---- Material to process
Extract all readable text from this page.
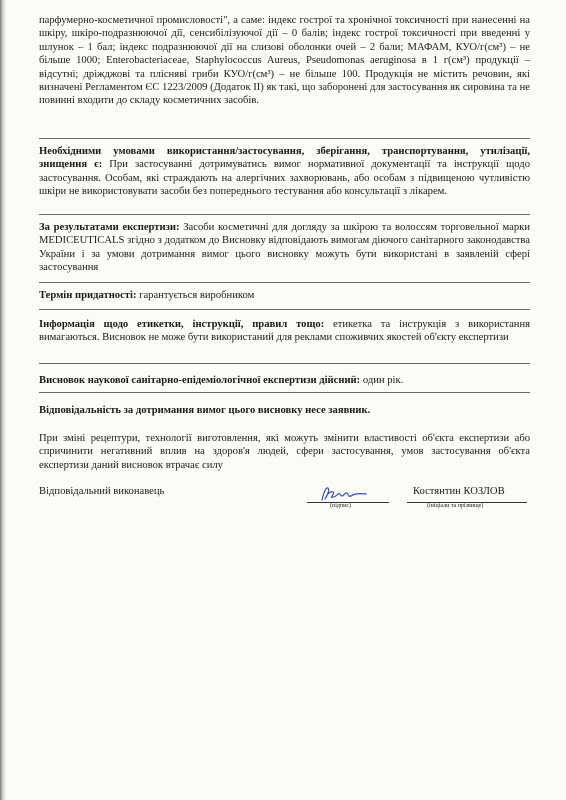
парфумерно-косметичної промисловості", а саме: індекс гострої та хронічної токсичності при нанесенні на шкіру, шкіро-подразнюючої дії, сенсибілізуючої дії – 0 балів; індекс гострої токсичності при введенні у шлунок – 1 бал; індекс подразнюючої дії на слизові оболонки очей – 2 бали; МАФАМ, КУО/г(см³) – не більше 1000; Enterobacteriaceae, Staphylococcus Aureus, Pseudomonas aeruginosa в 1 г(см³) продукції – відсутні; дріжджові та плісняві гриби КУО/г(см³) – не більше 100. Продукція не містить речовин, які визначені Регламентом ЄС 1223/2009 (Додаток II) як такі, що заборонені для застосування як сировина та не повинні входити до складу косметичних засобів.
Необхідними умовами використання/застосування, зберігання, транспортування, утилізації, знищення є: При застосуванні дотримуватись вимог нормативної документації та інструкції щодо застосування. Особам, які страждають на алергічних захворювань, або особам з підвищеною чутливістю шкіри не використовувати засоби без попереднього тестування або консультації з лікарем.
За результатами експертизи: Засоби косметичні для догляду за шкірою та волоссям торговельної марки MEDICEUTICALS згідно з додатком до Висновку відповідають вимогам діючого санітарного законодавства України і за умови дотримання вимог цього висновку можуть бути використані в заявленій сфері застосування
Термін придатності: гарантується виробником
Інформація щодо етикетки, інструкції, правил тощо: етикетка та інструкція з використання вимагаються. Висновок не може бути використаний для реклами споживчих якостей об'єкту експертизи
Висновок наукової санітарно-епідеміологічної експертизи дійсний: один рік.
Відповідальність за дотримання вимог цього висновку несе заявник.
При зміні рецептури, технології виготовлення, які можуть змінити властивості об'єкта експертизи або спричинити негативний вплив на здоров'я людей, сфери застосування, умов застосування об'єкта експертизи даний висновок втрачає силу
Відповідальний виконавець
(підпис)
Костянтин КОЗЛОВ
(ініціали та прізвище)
--------
---- Material to process
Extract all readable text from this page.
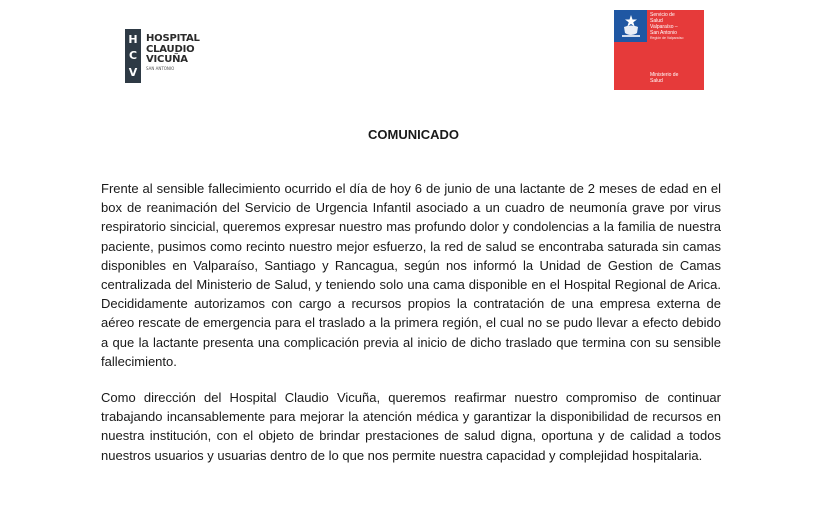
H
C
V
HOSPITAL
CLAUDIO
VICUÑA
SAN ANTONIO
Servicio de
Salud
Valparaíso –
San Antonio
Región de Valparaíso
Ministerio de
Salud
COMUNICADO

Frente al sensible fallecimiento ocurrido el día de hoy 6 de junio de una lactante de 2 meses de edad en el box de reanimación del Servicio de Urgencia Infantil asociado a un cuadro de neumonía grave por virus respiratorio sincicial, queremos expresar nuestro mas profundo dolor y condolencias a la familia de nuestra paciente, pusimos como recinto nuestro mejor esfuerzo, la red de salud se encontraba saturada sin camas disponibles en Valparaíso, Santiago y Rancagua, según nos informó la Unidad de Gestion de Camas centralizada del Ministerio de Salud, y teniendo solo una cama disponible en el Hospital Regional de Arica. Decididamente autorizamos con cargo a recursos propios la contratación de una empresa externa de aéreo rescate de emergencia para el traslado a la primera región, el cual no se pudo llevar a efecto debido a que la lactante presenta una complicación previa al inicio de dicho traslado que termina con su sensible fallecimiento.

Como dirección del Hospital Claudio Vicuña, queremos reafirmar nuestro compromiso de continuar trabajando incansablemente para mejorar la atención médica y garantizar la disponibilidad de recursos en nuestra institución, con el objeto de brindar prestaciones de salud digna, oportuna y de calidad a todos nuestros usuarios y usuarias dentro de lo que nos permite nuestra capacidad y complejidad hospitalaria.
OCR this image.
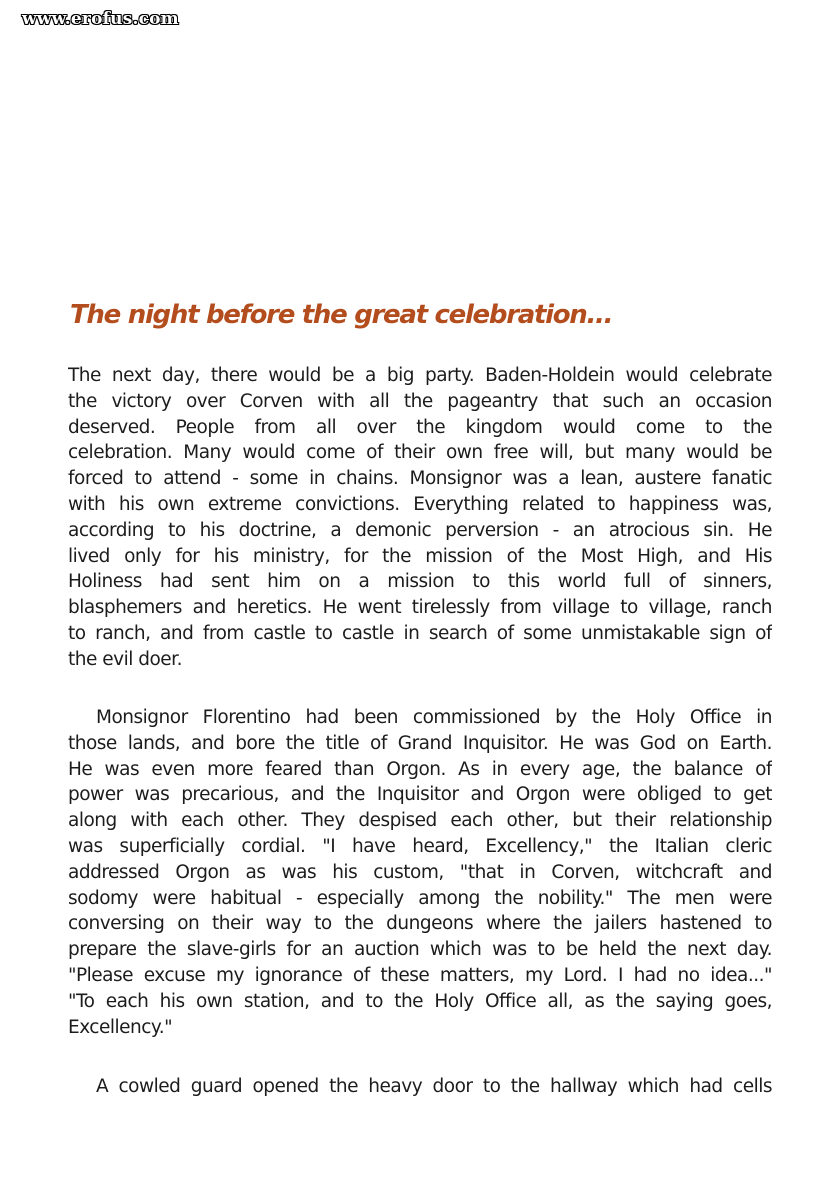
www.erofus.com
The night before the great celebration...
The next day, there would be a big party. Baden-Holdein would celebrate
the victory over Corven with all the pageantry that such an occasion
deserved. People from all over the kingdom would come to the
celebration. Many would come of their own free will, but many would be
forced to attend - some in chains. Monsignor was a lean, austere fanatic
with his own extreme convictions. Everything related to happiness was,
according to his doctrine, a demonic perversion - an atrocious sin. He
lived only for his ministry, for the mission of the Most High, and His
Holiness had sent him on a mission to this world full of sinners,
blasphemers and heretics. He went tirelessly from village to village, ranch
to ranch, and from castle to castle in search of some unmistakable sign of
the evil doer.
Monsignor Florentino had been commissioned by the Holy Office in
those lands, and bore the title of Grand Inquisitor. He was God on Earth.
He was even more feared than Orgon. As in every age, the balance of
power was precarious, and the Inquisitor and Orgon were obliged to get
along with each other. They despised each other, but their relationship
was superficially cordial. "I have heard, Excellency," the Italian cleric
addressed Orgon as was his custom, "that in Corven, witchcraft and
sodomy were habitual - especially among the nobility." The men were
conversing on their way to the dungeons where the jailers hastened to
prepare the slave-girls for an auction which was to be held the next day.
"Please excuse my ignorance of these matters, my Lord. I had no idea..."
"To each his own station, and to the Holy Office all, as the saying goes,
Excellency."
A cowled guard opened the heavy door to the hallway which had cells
--------
---- Material to process
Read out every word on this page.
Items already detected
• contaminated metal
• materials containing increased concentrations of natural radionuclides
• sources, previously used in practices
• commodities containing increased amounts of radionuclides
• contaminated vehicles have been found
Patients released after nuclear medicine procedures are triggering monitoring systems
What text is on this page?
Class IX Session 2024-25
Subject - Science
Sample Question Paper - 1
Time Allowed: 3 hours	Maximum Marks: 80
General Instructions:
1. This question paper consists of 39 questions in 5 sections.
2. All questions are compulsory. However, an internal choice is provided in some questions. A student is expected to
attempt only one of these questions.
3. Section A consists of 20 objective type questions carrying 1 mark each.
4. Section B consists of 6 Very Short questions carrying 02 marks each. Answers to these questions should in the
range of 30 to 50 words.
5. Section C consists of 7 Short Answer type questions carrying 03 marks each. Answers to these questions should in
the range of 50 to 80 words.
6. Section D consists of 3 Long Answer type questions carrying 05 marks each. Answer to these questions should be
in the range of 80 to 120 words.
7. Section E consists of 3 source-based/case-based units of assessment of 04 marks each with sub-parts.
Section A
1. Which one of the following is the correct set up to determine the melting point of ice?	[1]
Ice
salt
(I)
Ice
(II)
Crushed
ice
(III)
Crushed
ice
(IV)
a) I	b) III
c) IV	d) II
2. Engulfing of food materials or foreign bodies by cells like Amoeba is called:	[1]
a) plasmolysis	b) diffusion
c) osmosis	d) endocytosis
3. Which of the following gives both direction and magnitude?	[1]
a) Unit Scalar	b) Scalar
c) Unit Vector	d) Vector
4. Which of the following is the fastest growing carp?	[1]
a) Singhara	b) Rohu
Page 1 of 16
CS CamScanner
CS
--------
Exercise aim:
Every line of the entries above that holds "інструкції" should be copied out.

Result:
Необхідними умовами використання/застосування, зберігання, транспортування, утилізації, знищення є: При застосуванні дотримуватись вимог нормативної документації та інструкції щодо застосування. Особам, які страждають на алергічних захворювань, або особам з підвищеною чутливістю шкіри не використовувати засоби без попереднього тестування або консультації з лікарем.
Інформація щодо етикетки, інструкції, правил тощо: етикетка та інструкція з використання вимагаються. Висновок не може бути використаний для реклами споживчих якостей об'єкту експертизи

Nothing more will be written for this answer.